** Start **
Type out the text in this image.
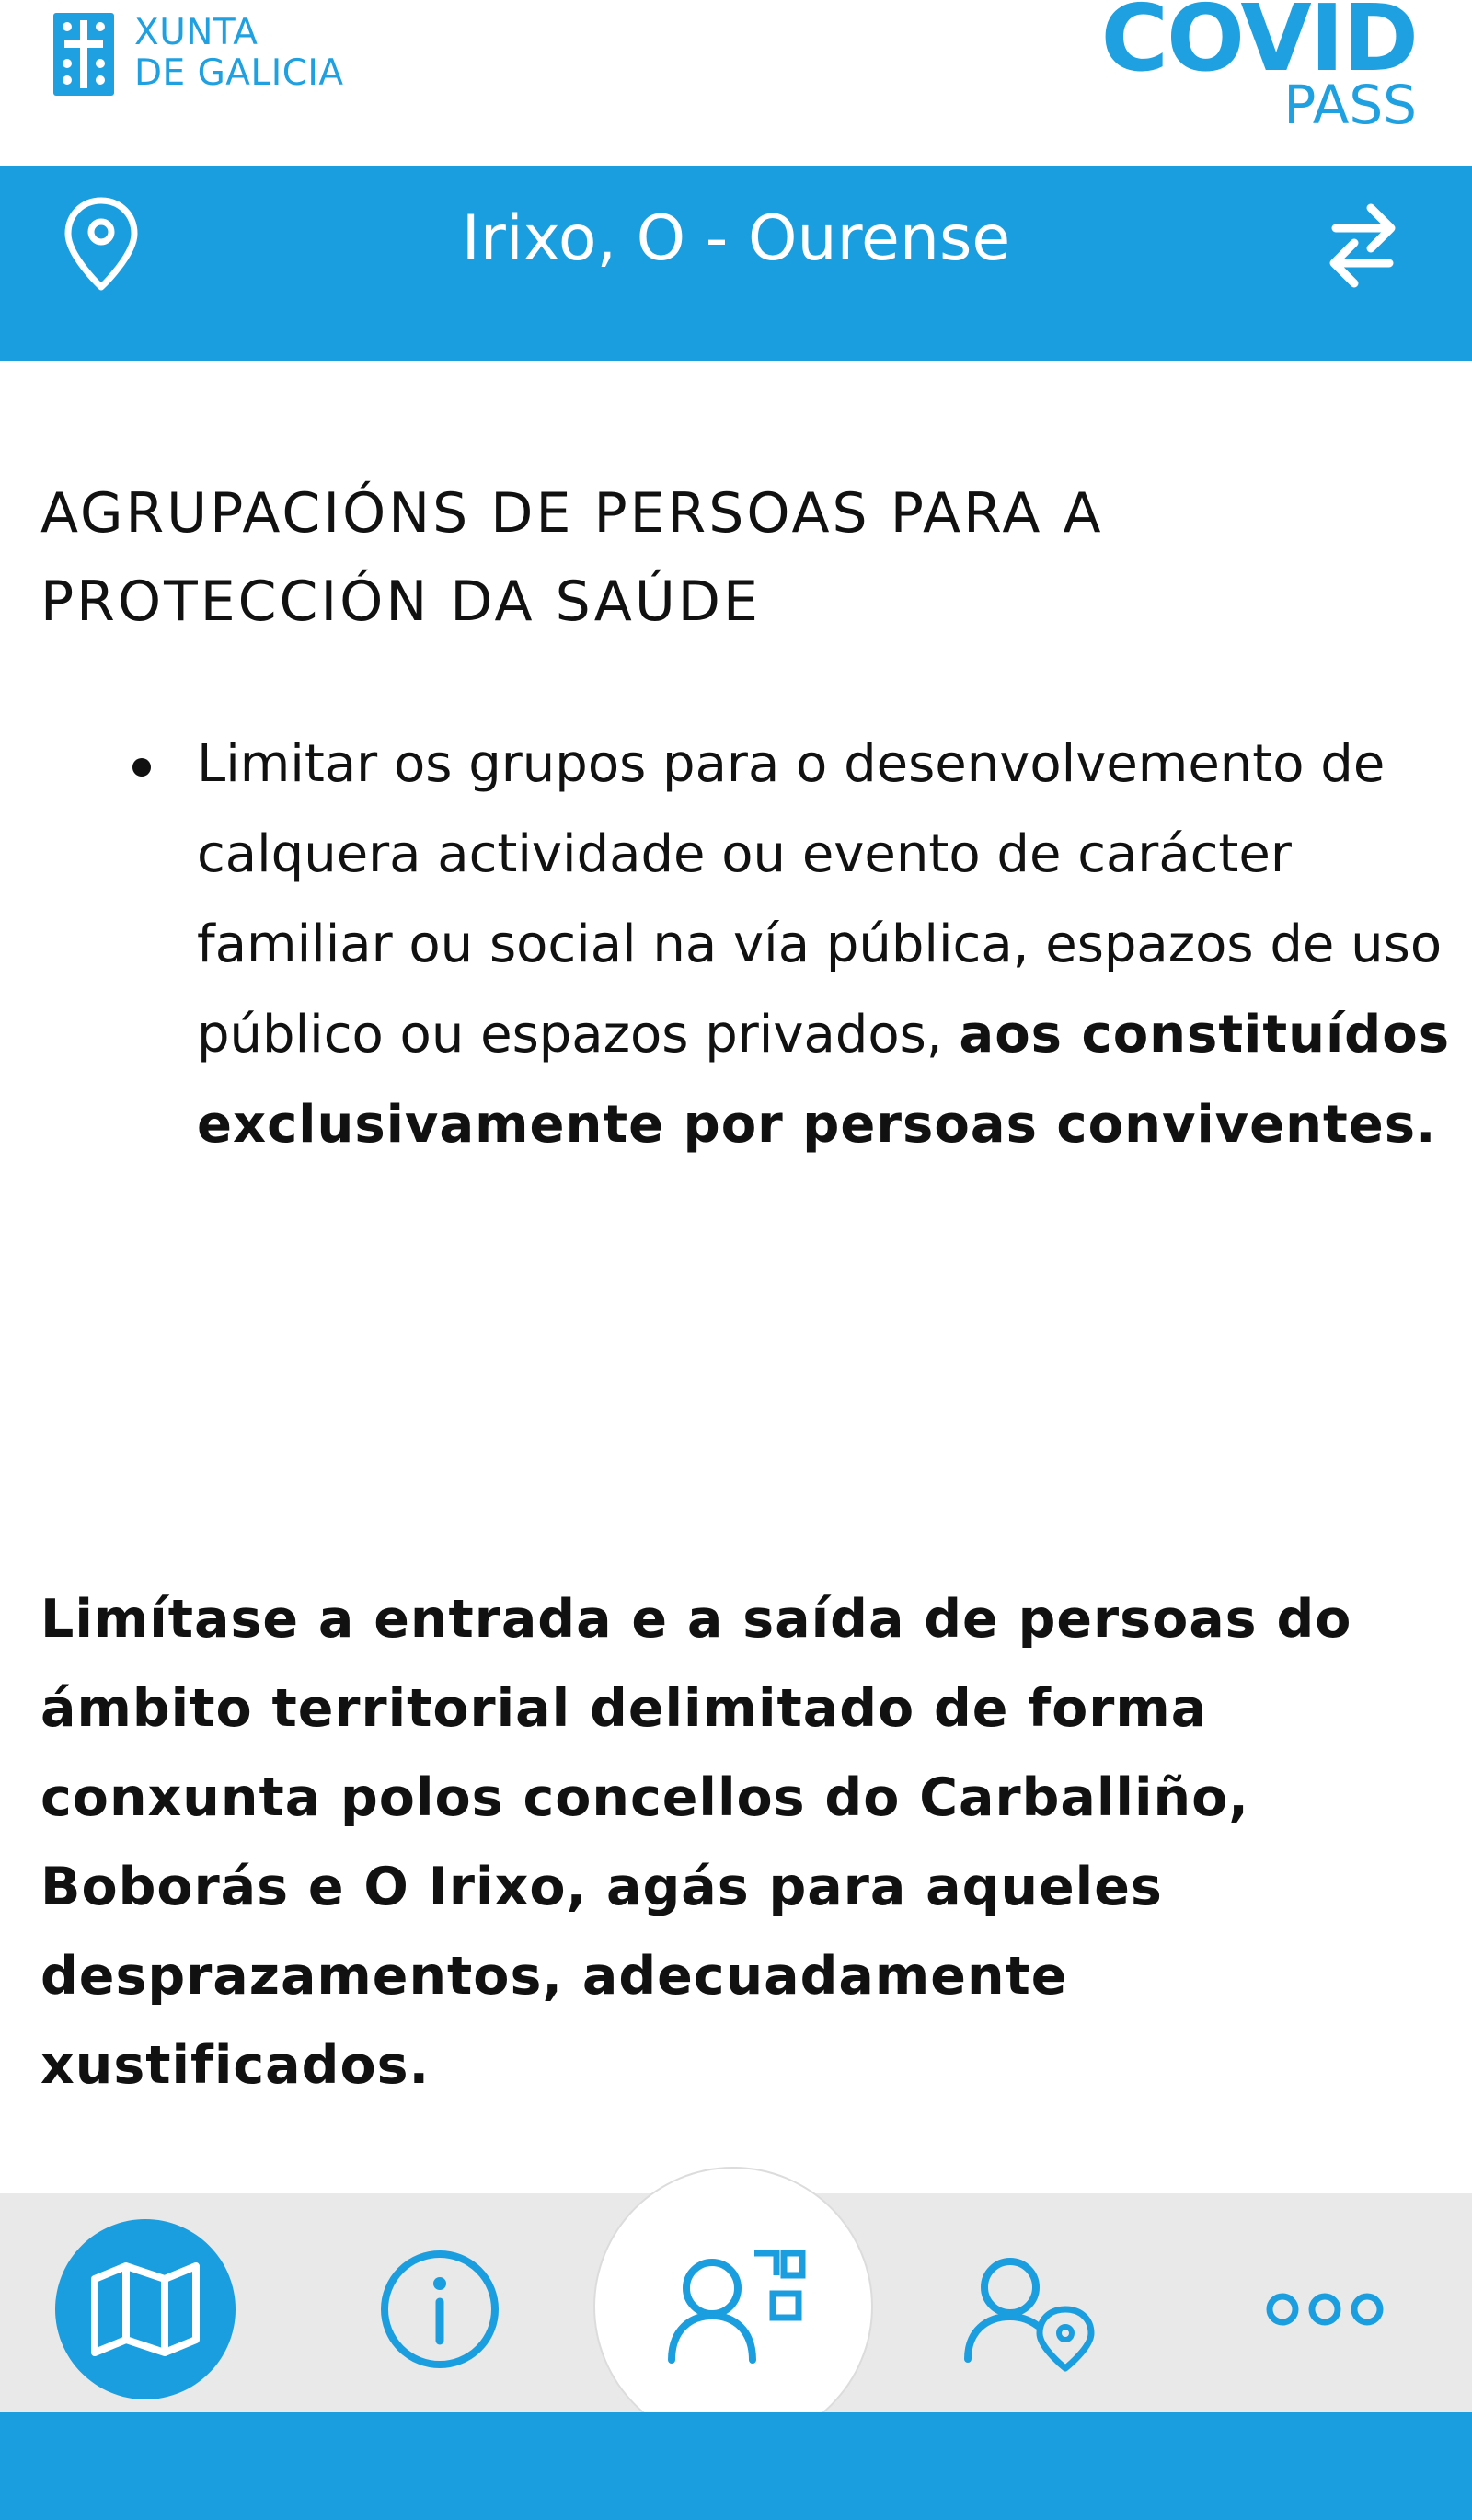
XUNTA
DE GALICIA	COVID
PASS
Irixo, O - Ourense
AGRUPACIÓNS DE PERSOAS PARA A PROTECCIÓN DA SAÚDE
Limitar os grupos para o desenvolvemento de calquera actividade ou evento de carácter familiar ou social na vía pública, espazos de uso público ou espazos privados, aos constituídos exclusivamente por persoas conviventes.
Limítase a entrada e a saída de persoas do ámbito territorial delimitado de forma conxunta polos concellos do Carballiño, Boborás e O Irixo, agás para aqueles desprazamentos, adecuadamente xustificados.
** End **
** Start **
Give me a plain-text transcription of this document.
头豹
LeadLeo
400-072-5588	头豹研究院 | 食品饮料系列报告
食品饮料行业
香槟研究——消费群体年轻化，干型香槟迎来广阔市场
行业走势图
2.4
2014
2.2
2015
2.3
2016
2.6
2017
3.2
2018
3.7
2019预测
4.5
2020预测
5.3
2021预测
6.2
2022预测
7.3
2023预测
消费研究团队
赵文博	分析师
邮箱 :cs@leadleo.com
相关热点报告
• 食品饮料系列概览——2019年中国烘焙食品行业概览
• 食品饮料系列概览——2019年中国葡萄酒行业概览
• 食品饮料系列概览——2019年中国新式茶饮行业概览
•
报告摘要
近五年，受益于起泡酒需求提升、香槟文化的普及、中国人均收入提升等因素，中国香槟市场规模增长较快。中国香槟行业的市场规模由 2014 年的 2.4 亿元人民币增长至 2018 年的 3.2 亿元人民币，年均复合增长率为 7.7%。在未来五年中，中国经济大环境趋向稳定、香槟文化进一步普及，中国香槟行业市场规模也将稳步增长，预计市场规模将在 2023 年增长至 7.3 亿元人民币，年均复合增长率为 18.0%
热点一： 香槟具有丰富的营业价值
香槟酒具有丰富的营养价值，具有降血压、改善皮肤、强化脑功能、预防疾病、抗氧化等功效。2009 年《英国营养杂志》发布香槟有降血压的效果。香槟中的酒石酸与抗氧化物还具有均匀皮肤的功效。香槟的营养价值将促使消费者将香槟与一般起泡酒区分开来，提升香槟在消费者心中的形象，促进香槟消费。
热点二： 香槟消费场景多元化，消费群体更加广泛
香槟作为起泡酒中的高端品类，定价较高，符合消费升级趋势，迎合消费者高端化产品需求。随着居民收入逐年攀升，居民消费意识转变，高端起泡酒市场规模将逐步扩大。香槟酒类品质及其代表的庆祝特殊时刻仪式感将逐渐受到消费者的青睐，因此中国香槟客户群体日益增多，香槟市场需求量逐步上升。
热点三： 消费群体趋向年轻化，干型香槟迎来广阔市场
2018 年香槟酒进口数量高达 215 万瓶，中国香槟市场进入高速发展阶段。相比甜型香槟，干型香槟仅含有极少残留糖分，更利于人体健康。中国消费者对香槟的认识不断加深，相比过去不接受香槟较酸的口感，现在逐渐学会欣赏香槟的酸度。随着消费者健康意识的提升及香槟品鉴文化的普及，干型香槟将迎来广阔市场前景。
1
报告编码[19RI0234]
** End **
** Start **
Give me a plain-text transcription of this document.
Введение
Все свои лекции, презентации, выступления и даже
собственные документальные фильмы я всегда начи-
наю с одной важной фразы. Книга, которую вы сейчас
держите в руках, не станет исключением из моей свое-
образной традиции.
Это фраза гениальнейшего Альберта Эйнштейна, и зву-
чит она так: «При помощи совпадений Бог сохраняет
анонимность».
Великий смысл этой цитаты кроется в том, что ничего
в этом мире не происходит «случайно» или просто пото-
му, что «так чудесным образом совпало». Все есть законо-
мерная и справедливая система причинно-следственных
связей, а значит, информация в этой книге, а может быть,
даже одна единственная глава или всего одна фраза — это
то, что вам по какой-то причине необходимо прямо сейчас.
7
** End **
**Task to carry out**
Wherever the word "этой" occurs in a line of the listing, copy that line.

**The output**
Великий смысл этой цитаты кроется в том, что ничего
связей, а значит, информация в этой книге, а может быть,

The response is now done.